[Source records]

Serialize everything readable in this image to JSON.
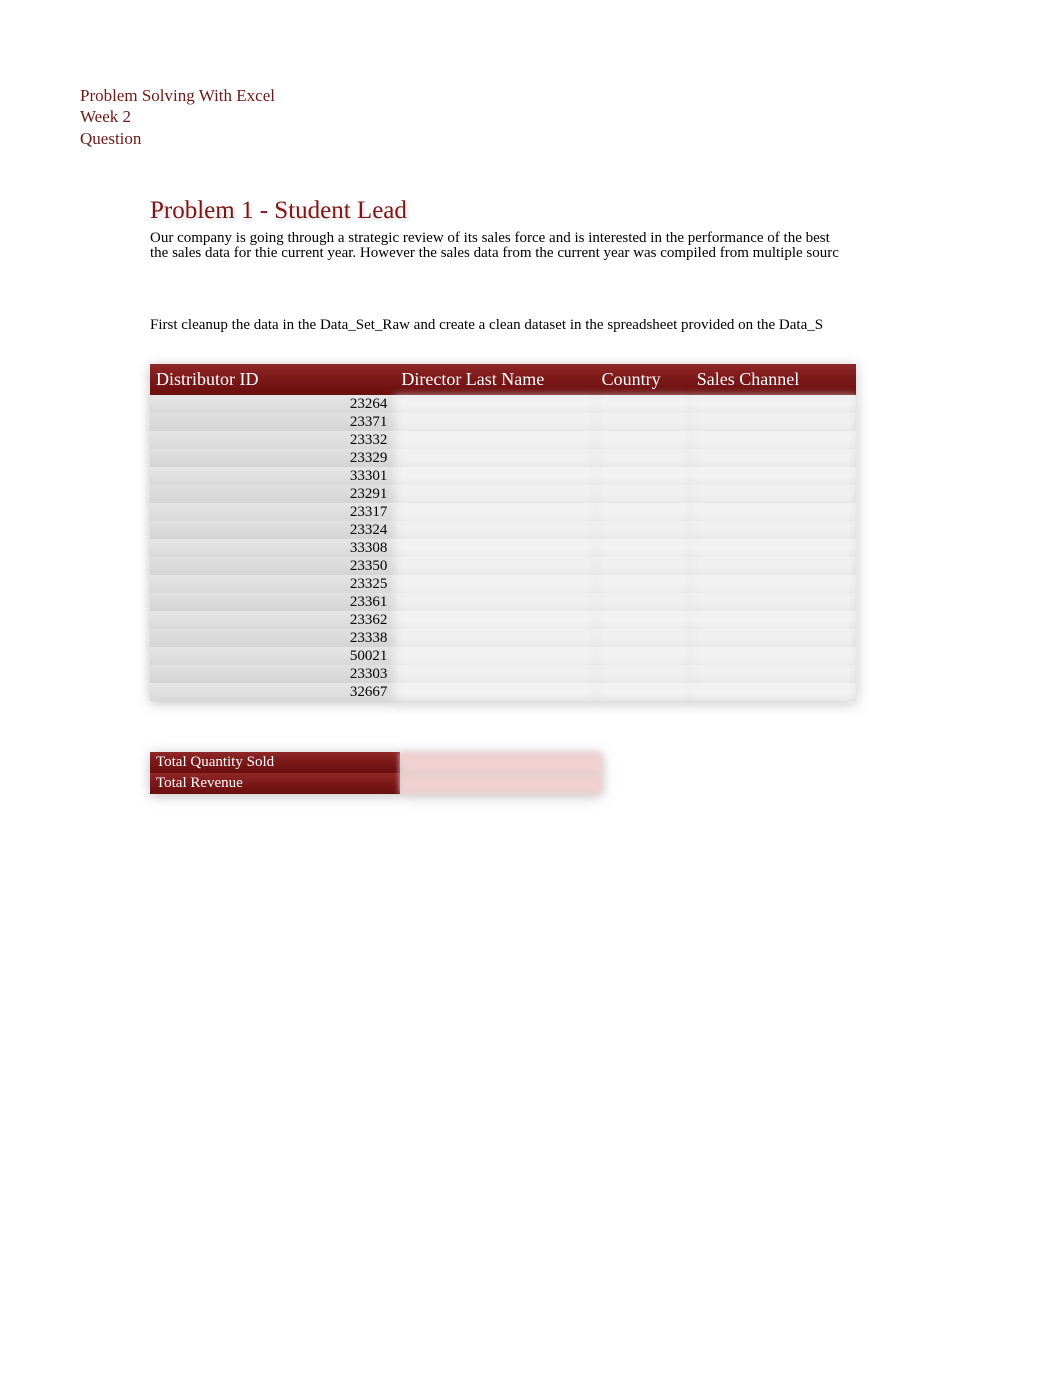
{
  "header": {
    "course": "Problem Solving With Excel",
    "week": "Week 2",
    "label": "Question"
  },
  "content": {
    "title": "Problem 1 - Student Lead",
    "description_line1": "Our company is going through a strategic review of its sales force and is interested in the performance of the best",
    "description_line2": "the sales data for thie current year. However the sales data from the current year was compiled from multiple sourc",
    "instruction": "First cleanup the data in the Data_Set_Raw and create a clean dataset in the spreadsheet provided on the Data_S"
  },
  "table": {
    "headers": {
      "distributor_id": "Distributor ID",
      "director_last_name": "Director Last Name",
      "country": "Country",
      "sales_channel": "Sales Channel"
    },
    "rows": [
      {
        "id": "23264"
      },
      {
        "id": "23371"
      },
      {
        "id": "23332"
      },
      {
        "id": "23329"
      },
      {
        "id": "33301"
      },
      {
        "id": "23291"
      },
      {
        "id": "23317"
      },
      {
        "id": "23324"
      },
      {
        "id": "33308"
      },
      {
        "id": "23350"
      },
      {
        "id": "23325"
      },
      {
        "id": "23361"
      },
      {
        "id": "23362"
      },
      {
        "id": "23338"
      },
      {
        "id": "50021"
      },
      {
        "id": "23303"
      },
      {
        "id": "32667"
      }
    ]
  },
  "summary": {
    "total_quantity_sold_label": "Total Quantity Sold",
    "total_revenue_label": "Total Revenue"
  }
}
---
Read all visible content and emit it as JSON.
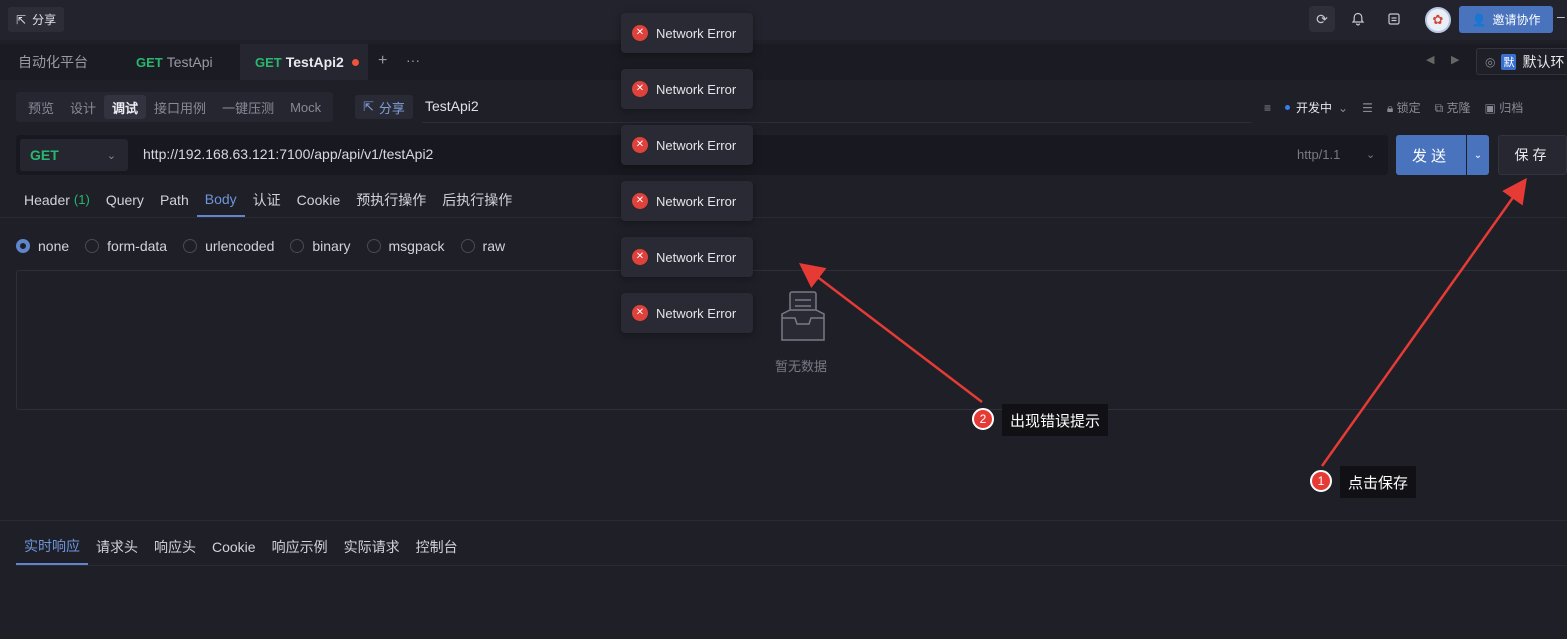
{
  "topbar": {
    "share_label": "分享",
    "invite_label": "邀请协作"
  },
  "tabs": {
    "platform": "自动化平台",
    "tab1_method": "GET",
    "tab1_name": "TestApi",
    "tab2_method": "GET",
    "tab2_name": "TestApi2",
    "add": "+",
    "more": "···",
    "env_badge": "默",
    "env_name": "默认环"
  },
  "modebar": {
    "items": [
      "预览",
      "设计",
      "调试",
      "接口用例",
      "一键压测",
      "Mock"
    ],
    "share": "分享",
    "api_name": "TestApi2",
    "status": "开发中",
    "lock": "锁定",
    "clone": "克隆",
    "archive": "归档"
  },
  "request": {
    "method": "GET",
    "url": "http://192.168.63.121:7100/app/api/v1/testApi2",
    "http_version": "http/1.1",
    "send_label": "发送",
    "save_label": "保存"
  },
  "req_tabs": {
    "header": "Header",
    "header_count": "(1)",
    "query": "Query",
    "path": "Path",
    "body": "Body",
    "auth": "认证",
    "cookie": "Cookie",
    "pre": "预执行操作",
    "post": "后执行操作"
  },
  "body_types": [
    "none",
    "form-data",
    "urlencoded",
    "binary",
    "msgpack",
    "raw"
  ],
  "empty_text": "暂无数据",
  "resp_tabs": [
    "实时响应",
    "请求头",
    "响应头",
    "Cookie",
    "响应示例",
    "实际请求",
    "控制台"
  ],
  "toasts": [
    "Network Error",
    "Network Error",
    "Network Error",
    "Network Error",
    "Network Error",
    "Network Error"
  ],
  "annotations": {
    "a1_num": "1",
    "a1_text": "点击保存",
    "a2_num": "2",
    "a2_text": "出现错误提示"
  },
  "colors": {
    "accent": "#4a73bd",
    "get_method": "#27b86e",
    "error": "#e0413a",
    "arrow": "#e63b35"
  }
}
...
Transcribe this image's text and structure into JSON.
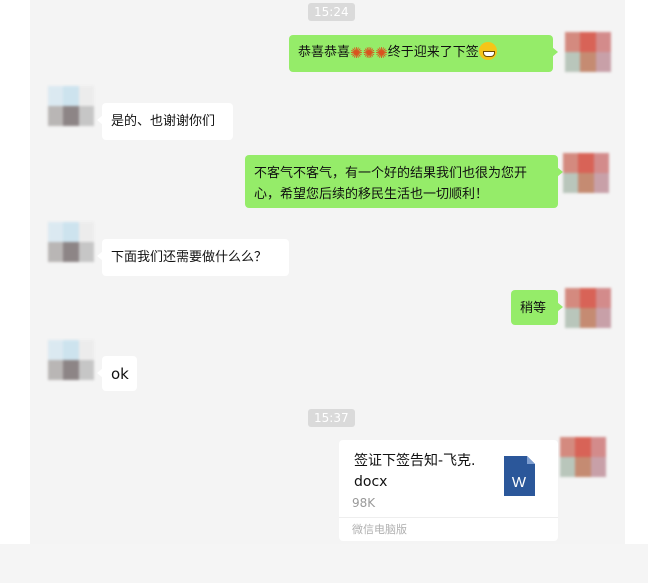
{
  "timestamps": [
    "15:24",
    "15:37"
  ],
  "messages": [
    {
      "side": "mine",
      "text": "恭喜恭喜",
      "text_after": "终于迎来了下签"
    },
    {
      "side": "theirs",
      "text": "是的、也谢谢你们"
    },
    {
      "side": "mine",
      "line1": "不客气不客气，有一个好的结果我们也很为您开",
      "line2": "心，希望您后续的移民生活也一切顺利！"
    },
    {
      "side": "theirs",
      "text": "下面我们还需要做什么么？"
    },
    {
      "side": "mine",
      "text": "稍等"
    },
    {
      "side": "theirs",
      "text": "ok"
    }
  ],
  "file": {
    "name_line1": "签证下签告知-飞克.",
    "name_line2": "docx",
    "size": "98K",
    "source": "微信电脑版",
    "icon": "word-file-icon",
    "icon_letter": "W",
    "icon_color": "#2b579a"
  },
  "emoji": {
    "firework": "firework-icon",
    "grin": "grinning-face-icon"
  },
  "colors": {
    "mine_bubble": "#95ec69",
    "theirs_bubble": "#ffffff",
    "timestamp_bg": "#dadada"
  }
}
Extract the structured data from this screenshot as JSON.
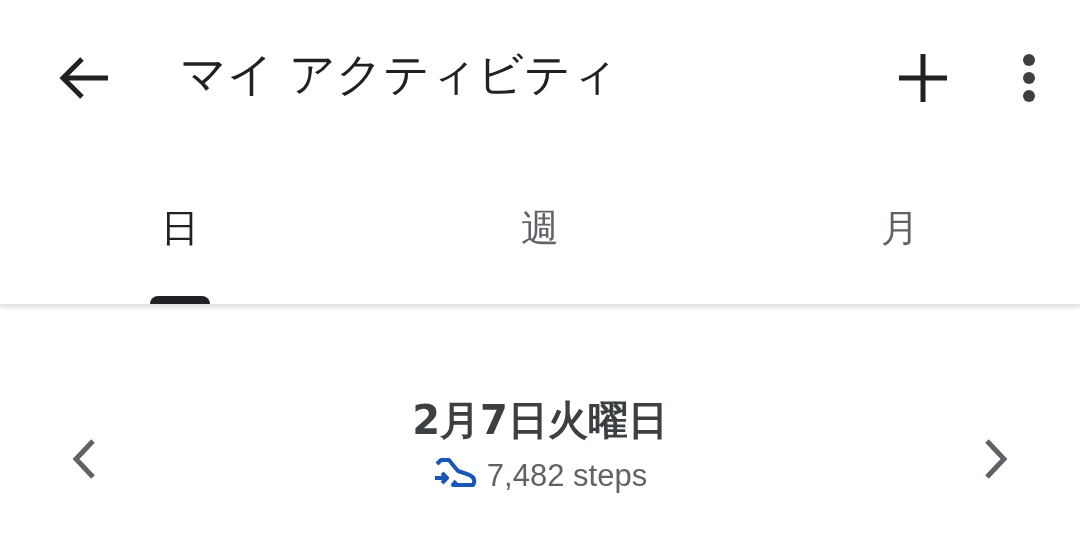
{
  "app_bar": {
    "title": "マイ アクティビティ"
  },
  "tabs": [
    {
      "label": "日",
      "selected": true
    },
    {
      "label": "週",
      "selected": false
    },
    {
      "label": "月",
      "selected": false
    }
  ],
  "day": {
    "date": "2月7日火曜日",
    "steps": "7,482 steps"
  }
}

Written exercise: Report how many lines of the preceding records include "title". Output the number only.

Worked answer: 2